▶ [Document section]:
┄┄┄┄┄┄┄┄┄┄
Figure 2 shows the compilation workflow of a decorated function using Numba. In the first step, the function bytecode is analyzed. This includes recovering control flow information, disassembling the bytecode, and converting the native stack machine into a register machine (assigning virtual registers). Following this, the bytecode is translated into Numba IR which is a higher-level representation of the function logic than the native bytecode. To infer the types of the function arguments and variables, local type inference is applied on the generated Numba IR by building data dependency graphs. The function signatures are encoded and stored in a function registry. This is done to avoid recompilation of the decorated function if it is called again with different arguments of the same type. After type inference, several high-level optimizations such as deferring loop specializations and generation of array expressions are performed on the generated Numba IR. Following this, the rewritten Numba IR is translated (lowered) to LLVM IR. For converting the generated LLVM IR to machine code, Numba uses the high-quality compiler back-end with JIT support provided by LLVM [llvm]. Finally, the generated machine code is executed. To prevent recompilation and reduce overhead on future runs of the same function, Numba supports file-based caching of the generated machine code. This can be done by passing an argument to the Python decorator.

Note that, the generated machine code can be executed without the global interpreter lock (GIL) in Python, and thus can run parallel threads. In this paper, we utilize the Intel Thread Building Blocks [tbb] library, supported by Numba, to parallelize and optimize certain FaaS functions [anderson2017parallelizing]. Numba also provides support for generating code for accelerators such as Nvidia/AMD GPUs using NVVM [nvvm] and HLC [hsa]. Using GPUs for accelerating FaaS functions [gpuserverless] is our interest for the investigation in the future, but is out of scope for this work.

Iii Related Work

FaaS Optimizations. Majority of the previous works [agile, faasm, fuerst2021faascache] have focused on optimizing the cold start problem associated with FaaS. Mohan et al. [agile] identify the creation of network namespaces during container startup as the major reason for overhead for concurrent function invocations. Towards this, they propose the usage of Pause Containers (PCs), i.e., a set of pre-created containers with cached networking endpoints, thereby removing network creation from the critical path. Shillaker et al. [faasm] propose Faasm which uses the software fault isolation provided by WebAssembly to speed up the creation of a new execution environment. However, since it relies on language-level rather that container-based isolation, it makes it’s integration and usage with public cloud providers challenging. Fuerst et al. [fuerst2021faascache] develop FaasCache, based on OpenWhisk, that implements a set of caching-based keep-alive policies for reducing the overhead due to function cold-starts. In contrast to previous works, we optimize the performance of a representative set of common FaaS workloads and present benefits/tradeoffs in terms of performance, memory consumption, and costs when deployed on a public cloud provider, i.e., GCF.
┄┄┄┄┄┄┄┄┄┄
Spatial layout data:
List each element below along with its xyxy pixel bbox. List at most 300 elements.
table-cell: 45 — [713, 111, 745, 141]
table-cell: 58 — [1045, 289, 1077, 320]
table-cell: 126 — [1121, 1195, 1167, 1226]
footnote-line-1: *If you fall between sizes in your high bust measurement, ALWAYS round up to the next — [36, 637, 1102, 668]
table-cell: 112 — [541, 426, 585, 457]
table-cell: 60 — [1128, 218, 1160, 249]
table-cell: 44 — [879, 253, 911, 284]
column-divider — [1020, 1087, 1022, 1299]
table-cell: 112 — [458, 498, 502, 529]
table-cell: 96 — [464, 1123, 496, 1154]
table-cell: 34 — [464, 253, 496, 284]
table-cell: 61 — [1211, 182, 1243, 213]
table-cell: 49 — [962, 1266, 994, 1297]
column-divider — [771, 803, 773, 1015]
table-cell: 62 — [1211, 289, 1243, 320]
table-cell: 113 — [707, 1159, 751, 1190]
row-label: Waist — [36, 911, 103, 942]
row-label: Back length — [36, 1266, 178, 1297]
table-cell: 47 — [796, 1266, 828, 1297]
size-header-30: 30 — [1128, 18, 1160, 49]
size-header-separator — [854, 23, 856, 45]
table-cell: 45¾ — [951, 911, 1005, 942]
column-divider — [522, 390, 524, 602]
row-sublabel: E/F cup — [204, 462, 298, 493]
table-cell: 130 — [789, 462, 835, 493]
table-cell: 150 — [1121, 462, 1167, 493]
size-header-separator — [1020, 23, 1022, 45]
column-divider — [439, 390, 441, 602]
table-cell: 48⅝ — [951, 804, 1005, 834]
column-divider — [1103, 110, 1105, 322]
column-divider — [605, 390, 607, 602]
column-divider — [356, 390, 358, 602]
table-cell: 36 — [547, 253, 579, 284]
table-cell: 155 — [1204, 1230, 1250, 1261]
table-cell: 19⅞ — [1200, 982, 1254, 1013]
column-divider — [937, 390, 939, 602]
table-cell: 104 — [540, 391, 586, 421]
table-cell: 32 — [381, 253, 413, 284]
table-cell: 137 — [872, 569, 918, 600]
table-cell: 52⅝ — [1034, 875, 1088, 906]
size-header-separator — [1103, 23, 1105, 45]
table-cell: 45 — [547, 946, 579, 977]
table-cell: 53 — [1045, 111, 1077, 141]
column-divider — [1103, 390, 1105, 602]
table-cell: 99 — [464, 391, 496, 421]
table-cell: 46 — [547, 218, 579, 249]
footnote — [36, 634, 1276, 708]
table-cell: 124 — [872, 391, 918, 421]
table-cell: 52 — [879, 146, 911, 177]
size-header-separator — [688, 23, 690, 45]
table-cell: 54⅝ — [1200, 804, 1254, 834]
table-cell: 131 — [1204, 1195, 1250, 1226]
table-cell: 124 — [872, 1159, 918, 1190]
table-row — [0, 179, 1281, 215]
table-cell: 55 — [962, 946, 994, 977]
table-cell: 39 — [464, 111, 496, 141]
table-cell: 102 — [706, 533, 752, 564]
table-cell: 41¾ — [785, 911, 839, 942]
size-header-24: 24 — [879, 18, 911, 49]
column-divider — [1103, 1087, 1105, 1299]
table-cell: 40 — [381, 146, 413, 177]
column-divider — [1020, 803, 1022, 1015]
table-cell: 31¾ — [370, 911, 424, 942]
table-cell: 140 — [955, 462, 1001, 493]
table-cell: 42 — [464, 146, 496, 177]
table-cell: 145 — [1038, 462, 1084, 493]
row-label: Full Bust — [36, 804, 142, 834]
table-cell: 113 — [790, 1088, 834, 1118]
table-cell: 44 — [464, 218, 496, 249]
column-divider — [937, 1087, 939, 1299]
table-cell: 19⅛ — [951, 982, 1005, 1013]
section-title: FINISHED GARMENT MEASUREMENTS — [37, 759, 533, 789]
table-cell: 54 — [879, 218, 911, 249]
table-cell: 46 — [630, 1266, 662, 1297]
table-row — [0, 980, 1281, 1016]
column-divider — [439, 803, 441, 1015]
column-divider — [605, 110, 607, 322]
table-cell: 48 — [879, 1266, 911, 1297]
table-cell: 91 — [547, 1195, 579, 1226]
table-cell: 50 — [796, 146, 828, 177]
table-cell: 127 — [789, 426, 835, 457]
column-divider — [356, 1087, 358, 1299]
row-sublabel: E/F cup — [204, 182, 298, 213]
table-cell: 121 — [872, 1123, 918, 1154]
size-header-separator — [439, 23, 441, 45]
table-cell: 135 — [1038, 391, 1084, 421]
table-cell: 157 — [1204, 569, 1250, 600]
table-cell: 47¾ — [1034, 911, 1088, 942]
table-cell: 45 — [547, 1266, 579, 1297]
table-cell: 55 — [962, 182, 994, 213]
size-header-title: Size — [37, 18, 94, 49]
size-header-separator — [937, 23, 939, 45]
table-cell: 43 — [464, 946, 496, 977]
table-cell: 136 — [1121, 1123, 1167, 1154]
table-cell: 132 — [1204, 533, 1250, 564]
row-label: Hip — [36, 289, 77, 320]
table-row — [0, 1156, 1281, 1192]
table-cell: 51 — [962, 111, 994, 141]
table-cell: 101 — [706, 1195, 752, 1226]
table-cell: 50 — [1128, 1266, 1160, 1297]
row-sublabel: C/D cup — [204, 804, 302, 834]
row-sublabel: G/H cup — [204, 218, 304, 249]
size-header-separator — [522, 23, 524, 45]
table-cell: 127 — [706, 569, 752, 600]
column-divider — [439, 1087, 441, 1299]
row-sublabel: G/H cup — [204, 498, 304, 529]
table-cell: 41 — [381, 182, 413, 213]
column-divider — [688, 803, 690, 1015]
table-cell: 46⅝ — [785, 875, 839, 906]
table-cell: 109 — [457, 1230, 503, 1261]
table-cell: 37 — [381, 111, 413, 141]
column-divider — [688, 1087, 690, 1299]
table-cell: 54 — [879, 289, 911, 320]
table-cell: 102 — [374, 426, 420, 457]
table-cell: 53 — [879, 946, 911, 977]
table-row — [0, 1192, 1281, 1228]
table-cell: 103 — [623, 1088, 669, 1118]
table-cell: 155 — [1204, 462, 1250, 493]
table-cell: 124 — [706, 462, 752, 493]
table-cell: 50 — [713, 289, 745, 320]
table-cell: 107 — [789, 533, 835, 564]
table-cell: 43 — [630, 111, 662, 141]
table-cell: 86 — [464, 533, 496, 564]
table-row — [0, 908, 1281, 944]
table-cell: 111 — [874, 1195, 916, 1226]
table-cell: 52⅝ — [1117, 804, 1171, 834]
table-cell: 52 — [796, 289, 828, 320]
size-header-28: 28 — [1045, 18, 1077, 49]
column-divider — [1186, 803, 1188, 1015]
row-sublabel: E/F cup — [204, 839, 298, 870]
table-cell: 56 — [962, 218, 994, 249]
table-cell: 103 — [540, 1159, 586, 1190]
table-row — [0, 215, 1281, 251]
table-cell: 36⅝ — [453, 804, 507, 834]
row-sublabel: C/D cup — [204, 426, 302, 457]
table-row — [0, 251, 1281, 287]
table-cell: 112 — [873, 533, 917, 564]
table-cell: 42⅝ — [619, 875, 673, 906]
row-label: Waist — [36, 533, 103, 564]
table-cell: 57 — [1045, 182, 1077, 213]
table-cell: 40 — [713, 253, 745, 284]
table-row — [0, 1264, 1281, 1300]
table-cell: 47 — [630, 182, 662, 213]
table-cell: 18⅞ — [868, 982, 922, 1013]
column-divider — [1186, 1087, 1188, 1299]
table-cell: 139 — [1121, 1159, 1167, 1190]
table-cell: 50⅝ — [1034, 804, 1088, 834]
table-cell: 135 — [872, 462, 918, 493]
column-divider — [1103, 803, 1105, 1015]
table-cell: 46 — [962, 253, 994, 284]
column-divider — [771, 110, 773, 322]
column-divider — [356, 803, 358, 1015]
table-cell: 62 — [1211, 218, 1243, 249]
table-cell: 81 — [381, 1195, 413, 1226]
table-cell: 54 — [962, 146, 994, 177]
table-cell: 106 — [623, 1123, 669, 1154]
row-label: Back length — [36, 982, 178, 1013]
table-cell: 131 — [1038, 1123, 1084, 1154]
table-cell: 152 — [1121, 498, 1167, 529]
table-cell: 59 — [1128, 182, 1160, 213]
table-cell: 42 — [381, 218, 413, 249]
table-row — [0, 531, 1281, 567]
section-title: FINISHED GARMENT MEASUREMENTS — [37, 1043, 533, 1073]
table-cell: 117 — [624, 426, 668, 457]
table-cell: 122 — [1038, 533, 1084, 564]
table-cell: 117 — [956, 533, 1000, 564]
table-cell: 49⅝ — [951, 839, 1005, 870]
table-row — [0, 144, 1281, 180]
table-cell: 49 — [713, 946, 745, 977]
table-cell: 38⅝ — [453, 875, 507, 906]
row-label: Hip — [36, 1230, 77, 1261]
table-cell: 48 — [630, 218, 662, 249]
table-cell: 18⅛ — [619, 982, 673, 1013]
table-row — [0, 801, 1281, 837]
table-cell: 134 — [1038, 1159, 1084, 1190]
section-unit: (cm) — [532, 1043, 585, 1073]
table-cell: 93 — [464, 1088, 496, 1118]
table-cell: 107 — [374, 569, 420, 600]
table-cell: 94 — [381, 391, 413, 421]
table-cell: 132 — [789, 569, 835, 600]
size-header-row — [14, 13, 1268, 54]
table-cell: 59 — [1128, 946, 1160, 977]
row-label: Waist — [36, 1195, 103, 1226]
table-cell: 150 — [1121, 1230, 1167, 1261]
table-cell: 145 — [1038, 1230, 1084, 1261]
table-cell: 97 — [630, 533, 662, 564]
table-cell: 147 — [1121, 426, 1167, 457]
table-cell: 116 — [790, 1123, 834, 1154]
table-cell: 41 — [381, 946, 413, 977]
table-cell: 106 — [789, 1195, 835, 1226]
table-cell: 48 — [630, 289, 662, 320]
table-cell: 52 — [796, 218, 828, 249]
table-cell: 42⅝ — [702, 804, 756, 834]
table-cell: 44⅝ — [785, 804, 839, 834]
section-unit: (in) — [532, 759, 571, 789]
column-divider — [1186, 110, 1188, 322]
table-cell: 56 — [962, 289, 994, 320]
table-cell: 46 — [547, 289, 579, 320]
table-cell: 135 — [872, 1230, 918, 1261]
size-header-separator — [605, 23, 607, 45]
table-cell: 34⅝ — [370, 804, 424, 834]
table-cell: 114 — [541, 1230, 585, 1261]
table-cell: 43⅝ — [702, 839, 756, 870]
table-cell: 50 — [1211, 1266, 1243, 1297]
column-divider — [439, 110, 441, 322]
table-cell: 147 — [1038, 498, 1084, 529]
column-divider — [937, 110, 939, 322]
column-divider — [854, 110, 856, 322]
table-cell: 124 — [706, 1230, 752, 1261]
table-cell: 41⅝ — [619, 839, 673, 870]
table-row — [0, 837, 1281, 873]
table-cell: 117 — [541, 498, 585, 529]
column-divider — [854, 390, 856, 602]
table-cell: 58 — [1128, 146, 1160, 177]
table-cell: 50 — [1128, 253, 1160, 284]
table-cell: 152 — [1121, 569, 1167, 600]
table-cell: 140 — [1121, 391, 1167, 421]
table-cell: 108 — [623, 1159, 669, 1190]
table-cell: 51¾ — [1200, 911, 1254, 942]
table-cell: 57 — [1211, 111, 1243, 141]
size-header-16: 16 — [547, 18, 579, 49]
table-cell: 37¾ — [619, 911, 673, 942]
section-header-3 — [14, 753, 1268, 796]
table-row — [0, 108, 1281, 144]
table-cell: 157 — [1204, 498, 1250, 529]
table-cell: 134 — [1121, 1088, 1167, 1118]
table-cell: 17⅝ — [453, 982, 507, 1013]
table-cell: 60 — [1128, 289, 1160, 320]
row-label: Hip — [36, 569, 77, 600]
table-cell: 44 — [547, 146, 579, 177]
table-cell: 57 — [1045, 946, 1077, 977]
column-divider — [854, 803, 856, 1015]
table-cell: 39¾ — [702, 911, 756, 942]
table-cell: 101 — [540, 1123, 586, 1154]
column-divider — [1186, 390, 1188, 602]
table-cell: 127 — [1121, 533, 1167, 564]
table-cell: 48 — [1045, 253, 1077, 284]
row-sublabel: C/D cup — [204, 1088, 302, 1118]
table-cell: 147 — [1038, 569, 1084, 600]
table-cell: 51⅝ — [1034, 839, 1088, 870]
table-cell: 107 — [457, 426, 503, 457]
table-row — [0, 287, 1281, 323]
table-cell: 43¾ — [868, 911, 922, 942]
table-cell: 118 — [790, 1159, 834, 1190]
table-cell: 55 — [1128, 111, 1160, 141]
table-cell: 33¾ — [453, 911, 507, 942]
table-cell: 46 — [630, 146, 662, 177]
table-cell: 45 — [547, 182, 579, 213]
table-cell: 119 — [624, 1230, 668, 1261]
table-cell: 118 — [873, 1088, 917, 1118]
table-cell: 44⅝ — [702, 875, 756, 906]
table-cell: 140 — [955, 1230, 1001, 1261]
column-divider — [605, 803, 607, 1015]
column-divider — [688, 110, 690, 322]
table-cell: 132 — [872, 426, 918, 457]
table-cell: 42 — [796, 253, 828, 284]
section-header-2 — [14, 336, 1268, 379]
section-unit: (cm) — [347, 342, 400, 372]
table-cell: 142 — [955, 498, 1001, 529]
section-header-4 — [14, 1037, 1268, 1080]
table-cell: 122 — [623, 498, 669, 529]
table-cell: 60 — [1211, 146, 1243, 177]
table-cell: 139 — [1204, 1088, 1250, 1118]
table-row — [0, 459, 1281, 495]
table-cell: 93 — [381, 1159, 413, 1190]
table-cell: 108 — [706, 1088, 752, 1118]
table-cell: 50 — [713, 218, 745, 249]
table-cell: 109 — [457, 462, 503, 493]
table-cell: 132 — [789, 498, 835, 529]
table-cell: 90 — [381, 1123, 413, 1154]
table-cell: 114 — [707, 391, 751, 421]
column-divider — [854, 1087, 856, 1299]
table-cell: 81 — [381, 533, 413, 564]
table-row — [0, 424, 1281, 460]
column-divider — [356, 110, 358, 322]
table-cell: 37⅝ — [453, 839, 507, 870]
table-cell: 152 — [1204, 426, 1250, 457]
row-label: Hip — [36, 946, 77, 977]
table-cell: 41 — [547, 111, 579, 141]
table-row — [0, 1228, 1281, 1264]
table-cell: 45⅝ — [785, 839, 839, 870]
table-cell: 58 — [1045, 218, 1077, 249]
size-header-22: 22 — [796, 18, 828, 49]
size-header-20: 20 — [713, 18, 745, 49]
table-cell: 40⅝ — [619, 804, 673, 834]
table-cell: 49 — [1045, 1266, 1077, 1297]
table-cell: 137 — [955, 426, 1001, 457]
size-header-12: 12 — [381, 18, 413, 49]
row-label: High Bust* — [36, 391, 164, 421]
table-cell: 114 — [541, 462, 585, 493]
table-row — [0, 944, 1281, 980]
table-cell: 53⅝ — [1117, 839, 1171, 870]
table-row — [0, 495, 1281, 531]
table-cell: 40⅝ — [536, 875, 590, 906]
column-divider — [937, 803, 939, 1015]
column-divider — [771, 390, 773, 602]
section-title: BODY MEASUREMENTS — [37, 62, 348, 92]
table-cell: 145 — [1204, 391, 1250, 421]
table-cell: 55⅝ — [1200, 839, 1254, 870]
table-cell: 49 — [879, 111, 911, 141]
┄┄┄┄┄┄┄┄┄┄
▶ [Tasks for this exercise]:
A: Reproduce the part of the passage on Numba compilation starting with "Note that, the" and going on through "for this work.".
B: Decide whether each statement agrees with the passage on Numba compilation, answering yes or no and quoting the words that settle it: (i) Numba relies on the compiler back-end provided by LLVM to turn LLVM IR into machine code. (ii) Faasm speeds up the creation of a new execution environment by using isolation provided by containers. (iii) Using GPUs to accelerate FaaS functions falls within the scope of this work.
C: According to the passage on Numba compilation, which library do the authors use to parallelize and optimize certain FaaS functions?
You can do the work without the rows.

▶ [Solutions to the problems]:
A:
Note that, the generated machine code can be executed without the global interpreter lock (GIL) in Python, and thus can run parallel threads. In this paper, we utilize the Intel Thread Building Blocks [tbb] library, supported by Numba, to parallelize and optimize certain FaaS functions [anderson2017parallelizing]. Numba also provides support for generating code for accelerators such as Nvidia/AMD GPUs using NVVM [nvvm] and HLC [hsa]. Using GPUs for accelerating FaaS functions [gpuserverless] is our interest for the investigation in the future, but is out of scope for this work.

B:
(i) Yes: "For converting the generated LLVM IR to machine code, Numba uses the high-quality compiler back-end with JIT support provided by LLVM"
(ii) No: "uses the software fault isolation provided by WebAssembly to speed up the creation of a new execution environment"
(iii) No: "is our interest for the investigation in the future, but is out of scope for this work"

C: The Intel Thread Building Blocks library.